- [Aim of the task]: Extract all lines from the data beneath that include the word "this".

+++

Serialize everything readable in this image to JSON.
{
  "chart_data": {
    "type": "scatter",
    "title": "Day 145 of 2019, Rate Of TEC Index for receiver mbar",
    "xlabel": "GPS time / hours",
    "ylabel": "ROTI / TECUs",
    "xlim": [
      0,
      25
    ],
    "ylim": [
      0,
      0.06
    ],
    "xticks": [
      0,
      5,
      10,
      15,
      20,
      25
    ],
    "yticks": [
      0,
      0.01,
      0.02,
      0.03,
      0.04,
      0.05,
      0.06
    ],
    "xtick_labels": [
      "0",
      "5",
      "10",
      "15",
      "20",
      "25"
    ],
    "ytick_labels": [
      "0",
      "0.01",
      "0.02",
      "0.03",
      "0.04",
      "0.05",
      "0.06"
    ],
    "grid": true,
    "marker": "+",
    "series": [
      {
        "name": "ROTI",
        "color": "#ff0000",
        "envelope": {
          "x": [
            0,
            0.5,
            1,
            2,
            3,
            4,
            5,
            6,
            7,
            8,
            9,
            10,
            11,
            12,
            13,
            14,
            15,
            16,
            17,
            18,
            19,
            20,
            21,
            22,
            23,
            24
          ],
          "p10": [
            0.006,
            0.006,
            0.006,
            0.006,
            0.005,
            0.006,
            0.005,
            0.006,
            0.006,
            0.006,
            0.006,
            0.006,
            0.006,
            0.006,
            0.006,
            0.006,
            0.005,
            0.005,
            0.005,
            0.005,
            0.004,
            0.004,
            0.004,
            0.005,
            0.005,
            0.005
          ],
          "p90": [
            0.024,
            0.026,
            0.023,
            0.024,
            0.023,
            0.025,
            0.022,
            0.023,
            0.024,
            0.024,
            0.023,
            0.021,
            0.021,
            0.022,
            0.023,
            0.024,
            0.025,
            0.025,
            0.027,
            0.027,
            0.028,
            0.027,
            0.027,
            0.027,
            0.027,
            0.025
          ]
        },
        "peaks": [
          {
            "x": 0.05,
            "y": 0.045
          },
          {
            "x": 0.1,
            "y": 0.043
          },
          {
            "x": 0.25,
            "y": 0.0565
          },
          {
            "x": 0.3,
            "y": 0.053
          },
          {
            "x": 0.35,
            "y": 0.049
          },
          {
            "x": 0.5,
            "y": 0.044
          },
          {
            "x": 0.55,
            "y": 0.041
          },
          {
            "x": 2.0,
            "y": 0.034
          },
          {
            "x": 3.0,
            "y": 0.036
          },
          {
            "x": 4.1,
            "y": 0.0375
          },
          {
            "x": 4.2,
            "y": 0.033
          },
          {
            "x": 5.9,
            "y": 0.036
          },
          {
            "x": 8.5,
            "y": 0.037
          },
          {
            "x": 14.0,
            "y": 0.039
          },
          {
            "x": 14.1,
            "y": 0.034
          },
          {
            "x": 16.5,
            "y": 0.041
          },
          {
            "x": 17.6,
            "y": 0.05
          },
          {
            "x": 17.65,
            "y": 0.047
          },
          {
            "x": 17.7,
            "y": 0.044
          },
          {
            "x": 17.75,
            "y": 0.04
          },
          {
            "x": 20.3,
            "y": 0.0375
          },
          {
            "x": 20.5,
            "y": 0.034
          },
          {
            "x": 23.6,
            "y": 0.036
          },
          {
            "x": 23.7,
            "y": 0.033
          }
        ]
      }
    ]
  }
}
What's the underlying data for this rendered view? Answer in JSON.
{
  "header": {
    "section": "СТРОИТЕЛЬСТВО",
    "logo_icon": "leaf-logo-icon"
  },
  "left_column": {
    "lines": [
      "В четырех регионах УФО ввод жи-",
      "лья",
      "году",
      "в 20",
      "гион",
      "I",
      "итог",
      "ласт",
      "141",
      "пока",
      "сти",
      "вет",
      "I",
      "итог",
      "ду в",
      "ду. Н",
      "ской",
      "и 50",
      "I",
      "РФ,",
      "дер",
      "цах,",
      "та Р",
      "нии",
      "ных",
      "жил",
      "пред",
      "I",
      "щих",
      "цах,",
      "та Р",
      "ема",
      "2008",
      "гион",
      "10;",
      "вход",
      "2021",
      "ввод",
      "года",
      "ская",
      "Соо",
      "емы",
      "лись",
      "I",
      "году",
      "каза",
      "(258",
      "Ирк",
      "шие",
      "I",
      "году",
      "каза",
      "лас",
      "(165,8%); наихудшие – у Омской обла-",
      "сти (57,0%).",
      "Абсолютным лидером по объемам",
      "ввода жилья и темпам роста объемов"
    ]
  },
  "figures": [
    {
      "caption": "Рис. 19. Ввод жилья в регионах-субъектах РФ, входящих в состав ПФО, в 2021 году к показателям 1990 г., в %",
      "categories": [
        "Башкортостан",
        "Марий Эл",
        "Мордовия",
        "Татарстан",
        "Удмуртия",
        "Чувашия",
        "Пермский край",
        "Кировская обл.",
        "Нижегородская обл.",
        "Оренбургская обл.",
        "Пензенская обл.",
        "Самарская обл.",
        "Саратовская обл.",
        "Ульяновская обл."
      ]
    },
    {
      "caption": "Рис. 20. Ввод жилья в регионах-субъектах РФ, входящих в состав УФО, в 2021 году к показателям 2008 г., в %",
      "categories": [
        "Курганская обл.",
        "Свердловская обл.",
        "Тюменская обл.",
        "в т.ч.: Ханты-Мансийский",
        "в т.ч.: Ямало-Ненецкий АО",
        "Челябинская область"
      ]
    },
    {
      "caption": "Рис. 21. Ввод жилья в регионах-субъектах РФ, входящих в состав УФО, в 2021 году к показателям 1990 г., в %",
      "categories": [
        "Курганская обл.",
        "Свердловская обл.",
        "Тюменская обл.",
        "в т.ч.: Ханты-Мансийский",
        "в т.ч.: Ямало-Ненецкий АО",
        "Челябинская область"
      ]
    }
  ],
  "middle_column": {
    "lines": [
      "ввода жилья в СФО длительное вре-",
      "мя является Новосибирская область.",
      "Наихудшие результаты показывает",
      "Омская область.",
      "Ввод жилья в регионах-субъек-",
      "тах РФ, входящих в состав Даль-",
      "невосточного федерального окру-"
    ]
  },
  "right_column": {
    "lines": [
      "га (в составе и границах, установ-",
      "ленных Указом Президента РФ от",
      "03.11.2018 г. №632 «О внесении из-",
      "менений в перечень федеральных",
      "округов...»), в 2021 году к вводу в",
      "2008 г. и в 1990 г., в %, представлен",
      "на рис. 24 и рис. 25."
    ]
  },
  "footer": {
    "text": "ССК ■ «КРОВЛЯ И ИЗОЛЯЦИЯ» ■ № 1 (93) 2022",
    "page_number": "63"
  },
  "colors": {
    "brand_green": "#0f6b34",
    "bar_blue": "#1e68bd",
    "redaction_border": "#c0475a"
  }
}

+++

- [Full answer]:
Serialize everything readable in this image to JSON.
What's the underlying data for this rendered view? Answer in JSON.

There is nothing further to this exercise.